====== Provided records ======

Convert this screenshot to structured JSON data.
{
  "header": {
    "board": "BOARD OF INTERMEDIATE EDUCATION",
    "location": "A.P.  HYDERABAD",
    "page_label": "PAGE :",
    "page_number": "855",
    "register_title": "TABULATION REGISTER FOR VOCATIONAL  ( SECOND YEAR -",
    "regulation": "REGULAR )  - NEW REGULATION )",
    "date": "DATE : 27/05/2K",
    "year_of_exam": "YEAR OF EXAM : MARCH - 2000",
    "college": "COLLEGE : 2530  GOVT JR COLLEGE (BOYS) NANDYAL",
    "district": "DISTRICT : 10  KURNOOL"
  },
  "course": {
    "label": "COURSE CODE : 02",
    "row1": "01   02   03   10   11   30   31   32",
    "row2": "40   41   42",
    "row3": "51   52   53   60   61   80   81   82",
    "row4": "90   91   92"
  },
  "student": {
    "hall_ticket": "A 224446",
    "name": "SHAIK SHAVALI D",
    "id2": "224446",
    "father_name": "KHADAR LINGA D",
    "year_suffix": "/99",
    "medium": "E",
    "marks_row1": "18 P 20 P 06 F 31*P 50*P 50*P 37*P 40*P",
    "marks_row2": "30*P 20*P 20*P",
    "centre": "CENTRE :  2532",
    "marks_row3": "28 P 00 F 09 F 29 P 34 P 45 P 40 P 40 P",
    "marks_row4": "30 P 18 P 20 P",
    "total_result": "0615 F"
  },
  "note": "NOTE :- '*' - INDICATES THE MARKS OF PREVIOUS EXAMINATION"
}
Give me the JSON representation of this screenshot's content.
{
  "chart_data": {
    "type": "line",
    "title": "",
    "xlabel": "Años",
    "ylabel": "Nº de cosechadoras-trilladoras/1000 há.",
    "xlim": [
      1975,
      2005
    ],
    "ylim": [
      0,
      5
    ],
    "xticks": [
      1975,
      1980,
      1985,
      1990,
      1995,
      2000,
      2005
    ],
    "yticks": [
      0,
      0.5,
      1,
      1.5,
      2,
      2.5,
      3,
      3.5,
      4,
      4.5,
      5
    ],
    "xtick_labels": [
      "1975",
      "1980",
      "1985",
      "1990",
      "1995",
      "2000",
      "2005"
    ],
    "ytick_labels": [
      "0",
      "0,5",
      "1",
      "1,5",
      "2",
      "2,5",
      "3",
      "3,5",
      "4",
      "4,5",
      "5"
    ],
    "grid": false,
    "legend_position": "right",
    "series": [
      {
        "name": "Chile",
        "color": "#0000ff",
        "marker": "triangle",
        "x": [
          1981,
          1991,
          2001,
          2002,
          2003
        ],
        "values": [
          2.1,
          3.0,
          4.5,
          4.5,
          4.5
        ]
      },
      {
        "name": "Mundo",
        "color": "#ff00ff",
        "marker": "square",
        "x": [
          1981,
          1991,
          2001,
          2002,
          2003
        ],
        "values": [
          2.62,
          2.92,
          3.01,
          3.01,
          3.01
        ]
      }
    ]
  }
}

======

§ **Given problem**
Quote the material exactly, leaving nothing out.

§ **Complete response**
Convert this screenshot to structured JSON data.
{
  "header": {
    "board": "BOARD OF INTERMEDIATE EDUCATION",
    "location": "A.P.  HYDERABAD",
    "page_label": "PAGE :",
    "page_number": "855",
    "register_title": "TABULATION REGISTER FOR VOCATIONAL  ( SECOND YEAR -",
    "regulation": "REGULAR )  - NEW REGULATION )",
    "date": "DATE : 27/05/2K",
    "year_of_exam": "YEAR OF EXAM : MARCH - 2000",
    "college": "COLLEGE : 2530  GOVT JR COLLEGE (BOYS) NANDYAL",
    "district": "DISTRICT : 10  KURNOOL"
  },
  "course": {
    "label": "COURSE CODE : 02",
    "row1": "01   02   03   10   11   30   31   32",
    "row2": "40   41   42",
    "row3": "51   52   53   60   61   80   81   82",
    "row4": "90   91   92"
  },
  "student": {
    "hall_ticket": "A 224446",
    "name": "SHAIK SHAVALI D",
    "id2": "224446",
    "father_name": "KHADAR LINGA D",
    "year_suffix": "/99",
    "medium": "E",
    "marks_row1": "18 P 20 P 06 F 31*P 50*P 50*P 37*P 40*P",
    "marks_row2": "30*P 20*P 20*P",
    "centre": "CENTRE :  2532",
    "marks_row3": "28 P 00 F 09 F 29 P 34 P 45 P 40 P 40 P",
    "marks_row4": "30 P 18 P 20 P",
    "total_result": "0615 F"
  },
  "note": "NOTE :- '*' - INDICATES THE MARKS OF PREVIOUS EXAMINATION"
}
Give me the JSON representation of this screenshot's content.
{
  "chart_data": {
    "type": "line",
    "title": "",
    "xlabel": "Años",
    "ylabel": "Nº de cosechadoras-trilladoras/1000 há.",
    "xlim": [
      1975,
      2005
    ],
    "ylim": [
      0,
      5
    ],
    "xticks": [
      1975,
      1980,
      1985,
      1990,
      1995,
      2000,
      2005
    ],
    "yticks": [
      0,
      0.5,
      1,
      1.5,
      2,
      2.5,
      3,
      3.5,
      4,
      4.5,
      5
    ],
    "xtick_labels": [
      "1975",
      "1980",
      "1985",
      "1990",
      "1995",
      "2000",
      "2005"
    ],
    "ytick_labels": [
      "0",
      "0,5",
      "1",
      "1,5",
      "2",
      "2,5",
      "3",
      "3,5",
      "4",
      "4,5",
      "5"
    ],
    "grid": false,
    "legend_position": "right",
    "series": [
      {
        "name": "Chile",
        "color": "#0000ff",
        "marker": "triangle",
        "x": [
          1981,
          1991,
          2001,
          2002,
          2003
        ],
        "values": [
          2.1,
          3.0,
          4.5,
          4.5,
          4.5
        ]
      },
      {
        "name": "Mundo",
        "color": "#ff00ff",
        "marker": "square",
        "x": [
          1981,
          1991,
          2001,
          2002,
          2003
        ],
        "values": [
          2.62,
          2.92,
          3.01,
          3.01,
          3.01
        ]
      }
    ]
  }
}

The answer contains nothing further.